Figure content listings ::

* start *

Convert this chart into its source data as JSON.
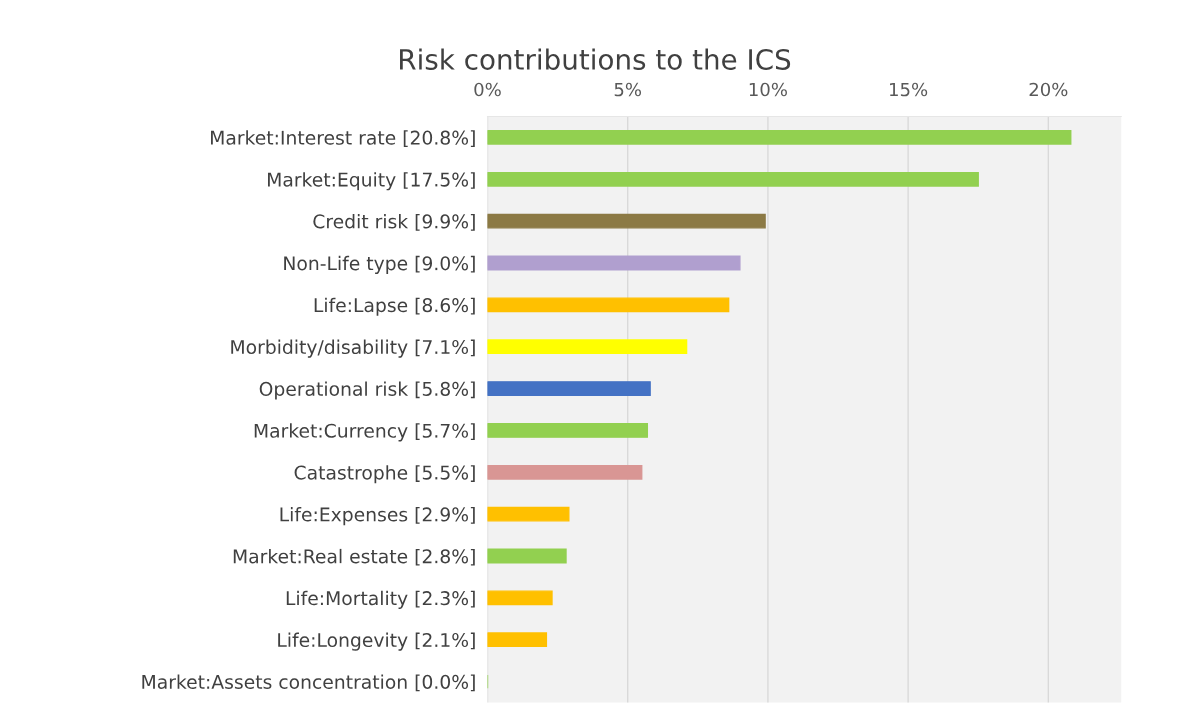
{
  "chart_data": {
    "type": "bar",
    "orientation": "horizontal",
    "title": "Risk contributions to the ICS",
    "categories": [
      "Market:Interest rate [20.8%]",
      "Market:Equity [17.5%]",
      "Credit risk [9.9%]",
      "Non-Life type [9.0%]",
      "Life:Lapse [8.6%]",
      "Morbidity/disability [7.1%]",
      "Operational risk [5.8%]",
      "Market:Currency [5.7%]",
      "Catastrophe [5.5%]",
      "Life:Expenses [2.9%]",
      "Market:Real estate [2.8%]",
      "Life:Mortality [2.3%]",
      "Life:Longevity [2.1%]",
      "Market:Assets concentration [0.0%]"
    ],
    "values": [
      20.8,
      17.5,
      9.9,
      9.0,
      8.6,
      7.1,
      5.8,
      5.7,
      5.5,
      2.9,
      2.8,
      2.3,
      2.1,
      0.0
    ],
    "colors": [
      "#92d050",
      "#92d050",
      "#8c7a45",
      "#b09fcf",
      "#ffc000",
      "#ffff00",
      "#4472c4",
      "#92d050",
      "#d99694",
      "#ffc000",
      "#92d050",
      "#ffc000",
      "#ffc000",
      "#92d050"
    ],
    "xlim": [
      0,
      22.6
    ],
    "xticks": [
      {
        "value": 0,
        "label": "0%"
      },
      {
        "value": 5,
        "label": "5%"
      },
      {
        "value": 10,
        "label": "10%"
      },
      {
        "value": 15,
        "label": "15%"
      },
      {
        "value": 20,
        "label": "20%"
      }
    ],
    "grid": "x",
    "legend": false
  }
}
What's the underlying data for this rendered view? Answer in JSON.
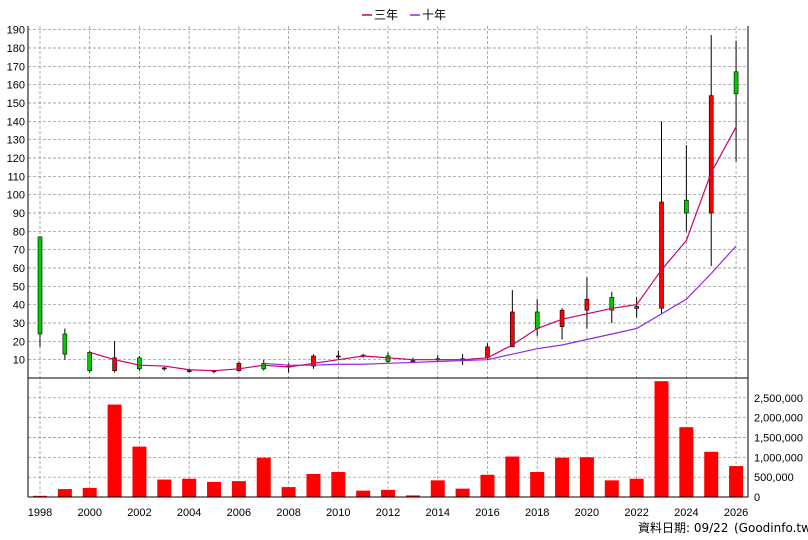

* end *

Task to carry out :: Search the listing above for the string "Life". Copy every line that contains it.

Complete output ::
      "Non-Life type [9.0%]",
      "Life:Lapse [8.6%]",
      "Life:Expenses [2.9%]",
      "Life:Mortality [2.3%]",
      "Life:Longevity [2.1%]",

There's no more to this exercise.